* Objective
Look for "text" in each line of the entries, and return the matching lines.

'''

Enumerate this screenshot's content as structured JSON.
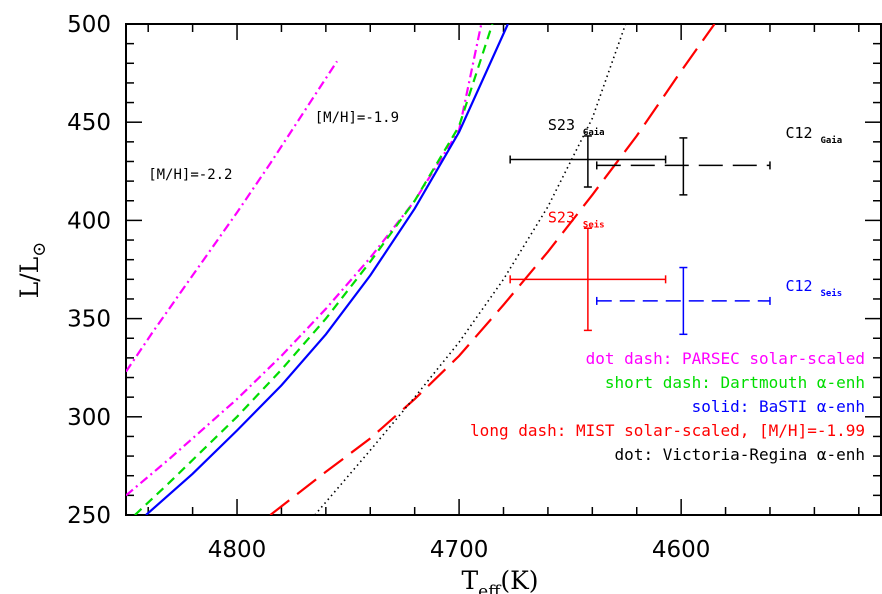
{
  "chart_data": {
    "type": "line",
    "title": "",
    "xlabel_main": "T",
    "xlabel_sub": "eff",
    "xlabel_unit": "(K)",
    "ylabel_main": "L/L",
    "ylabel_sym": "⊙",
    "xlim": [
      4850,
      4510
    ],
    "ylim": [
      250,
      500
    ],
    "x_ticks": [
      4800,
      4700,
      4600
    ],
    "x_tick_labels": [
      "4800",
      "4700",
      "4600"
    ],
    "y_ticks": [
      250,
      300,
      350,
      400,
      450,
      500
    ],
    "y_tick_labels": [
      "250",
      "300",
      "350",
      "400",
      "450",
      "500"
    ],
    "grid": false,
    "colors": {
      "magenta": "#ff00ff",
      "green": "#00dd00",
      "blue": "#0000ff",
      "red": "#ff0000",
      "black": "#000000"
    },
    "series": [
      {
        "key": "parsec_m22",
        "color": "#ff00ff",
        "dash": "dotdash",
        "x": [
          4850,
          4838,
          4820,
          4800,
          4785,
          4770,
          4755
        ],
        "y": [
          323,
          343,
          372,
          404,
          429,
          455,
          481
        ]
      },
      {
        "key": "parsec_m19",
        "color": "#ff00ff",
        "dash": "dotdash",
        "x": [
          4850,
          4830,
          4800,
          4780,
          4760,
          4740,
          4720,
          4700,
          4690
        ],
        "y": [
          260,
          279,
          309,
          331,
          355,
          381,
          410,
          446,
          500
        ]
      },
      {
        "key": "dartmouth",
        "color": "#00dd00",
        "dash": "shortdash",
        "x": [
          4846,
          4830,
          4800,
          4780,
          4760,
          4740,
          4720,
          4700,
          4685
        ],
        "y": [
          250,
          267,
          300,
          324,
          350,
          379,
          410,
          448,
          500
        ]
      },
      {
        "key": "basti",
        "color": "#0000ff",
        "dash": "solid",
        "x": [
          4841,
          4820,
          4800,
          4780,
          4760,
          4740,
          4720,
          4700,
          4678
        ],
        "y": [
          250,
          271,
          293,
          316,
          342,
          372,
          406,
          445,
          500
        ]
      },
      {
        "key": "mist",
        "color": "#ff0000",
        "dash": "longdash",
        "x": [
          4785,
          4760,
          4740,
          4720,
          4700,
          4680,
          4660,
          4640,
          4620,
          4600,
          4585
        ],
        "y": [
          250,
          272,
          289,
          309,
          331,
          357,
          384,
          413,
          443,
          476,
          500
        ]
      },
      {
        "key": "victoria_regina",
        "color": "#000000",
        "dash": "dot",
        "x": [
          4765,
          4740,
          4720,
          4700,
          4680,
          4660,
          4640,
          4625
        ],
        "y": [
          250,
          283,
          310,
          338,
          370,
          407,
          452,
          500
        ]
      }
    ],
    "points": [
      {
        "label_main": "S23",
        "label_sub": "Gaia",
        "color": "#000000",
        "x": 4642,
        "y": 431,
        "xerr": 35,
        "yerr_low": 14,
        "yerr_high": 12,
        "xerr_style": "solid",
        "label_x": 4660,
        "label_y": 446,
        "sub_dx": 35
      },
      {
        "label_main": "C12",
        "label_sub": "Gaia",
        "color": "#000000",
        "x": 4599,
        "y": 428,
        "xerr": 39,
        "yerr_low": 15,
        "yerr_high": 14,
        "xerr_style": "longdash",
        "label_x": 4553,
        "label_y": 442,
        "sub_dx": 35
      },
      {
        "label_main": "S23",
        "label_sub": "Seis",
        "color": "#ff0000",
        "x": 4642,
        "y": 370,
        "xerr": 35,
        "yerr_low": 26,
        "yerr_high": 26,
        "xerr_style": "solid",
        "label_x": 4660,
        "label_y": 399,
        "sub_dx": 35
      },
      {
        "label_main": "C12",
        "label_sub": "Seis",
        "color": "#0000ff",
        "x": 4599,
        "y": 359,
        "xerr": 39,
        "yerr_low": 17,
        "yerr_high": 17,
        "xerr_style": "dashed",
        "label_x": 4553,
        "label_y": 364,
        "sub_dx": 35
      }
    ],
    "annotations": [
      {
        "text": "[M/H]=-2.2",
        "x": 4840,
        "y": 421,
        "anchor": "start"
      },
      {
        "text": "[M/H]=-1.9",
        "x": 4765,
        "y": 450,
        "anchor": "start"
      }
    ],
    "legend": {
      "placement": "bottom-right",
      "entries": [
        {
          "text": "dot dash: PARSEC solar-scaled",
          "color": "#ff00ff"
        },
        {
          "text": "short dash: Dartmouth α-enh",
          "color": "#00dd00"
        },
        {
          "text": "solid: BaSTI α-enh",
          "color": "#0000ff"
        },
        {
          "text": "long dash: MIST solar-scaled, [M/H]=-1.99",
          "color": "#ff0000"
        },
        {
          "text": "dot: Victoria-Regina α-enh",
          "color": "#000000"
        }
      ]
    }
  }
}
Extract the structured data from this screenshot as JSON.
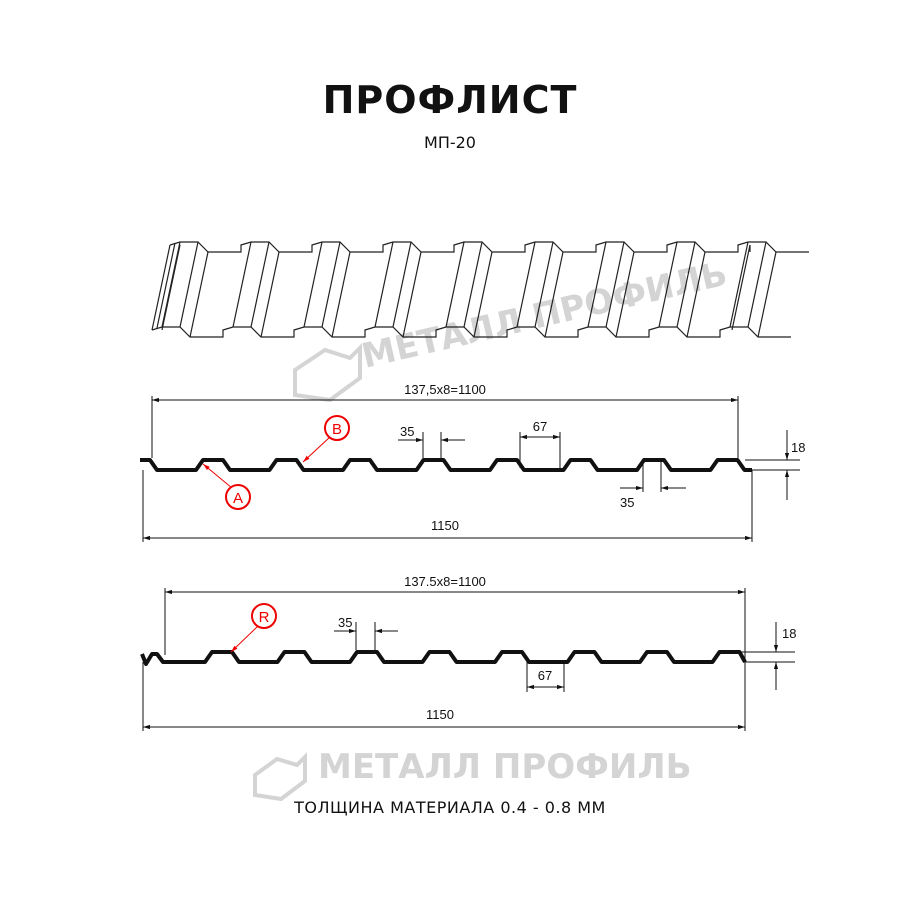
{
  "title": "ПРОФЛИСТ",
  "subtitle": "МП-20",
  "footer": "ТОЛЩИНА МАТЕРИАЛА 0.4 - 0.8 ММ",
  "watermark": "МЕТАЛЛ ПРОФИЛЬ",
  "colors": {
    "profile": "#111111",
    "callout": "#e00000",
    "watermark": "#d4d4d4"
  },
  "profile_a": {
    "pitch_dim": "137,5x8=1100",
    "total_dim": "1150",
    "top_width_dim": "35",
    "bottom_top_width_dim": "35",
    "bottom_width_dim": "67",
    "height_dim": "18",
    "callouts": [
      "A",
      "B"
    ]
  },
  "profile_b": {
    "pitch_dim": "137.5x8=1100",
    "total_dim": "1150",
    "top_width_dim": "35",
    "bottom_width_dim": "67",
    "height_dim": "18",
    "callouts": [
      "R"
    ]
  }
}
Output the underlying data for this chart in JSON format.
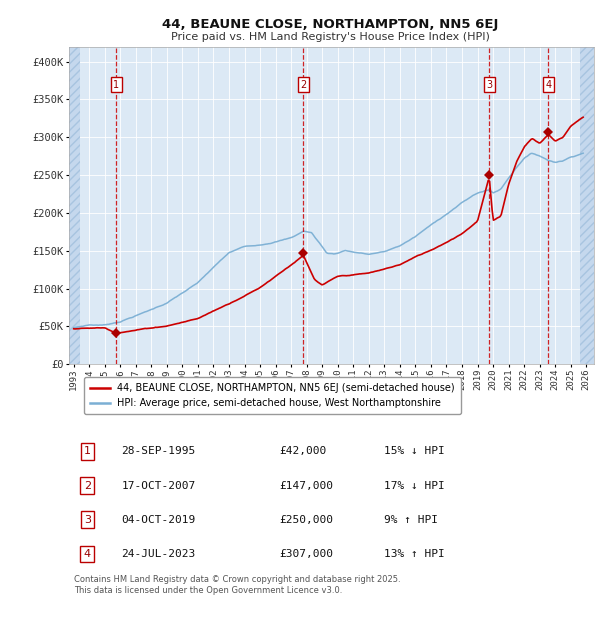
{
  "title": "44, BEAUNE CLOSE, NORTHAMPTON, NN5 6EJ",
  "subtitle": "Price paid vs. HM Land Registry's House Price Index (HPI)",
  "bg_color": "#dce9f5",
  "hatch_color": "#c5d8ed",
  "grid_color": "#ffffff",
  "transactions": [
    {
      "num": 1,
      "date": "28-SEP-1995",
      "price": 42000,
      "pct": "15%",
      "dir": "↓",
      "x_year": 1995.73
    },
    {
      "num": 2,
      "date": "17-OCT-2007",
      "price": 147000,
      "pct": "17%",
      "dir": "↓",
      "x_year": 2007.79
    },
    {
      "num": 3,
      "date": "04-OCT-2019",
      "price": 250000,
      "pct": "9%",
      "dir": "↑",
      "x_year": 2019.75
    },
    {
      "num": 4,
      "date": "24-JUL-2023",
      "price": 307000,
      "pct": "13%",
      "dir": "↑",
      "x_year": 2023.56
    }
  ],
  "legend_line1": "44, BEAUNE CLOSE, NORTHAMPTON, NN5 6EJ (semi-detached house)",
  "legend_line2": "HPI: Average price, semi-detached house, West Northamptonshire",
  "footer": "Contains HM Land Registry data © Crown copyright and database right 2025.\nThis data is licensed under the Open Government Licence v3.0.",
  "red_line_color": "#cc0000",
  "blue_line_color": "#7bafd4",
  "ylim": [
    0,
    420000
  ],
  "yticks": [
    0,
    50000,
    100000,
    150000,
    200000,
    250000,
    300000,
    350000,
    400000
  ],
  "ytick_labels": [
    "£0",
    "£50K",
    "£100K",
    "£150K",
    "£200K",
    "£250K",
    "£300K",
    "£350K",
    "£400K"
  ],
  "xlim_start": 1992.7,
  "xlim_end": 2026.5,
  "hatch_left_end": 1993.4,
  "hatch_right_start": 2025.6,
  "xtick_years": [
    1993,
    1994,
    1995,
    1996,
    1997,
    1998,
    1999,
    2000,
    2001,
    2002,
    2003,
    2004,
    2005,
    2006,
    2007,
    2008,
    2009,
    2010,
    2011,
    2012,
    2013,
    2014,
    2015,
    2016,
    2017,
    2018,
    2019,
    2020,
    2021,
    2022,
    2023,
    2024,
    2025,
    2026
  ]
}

'''

* Solution to this task
        "text": "[M/H]=-2.2",
        "text": "[M/H]=-1.9",
          "text": "dot dash: PARSEC solar-scaled",
          "text": "short dash: Dartmouth α-enh",
          "text": "solid: BaSTI α-enh",
          "text": "long dash: MIST solar-scaled, [M/H]=-1.99",
          "text": "dot: Victoria-Regina α-enh",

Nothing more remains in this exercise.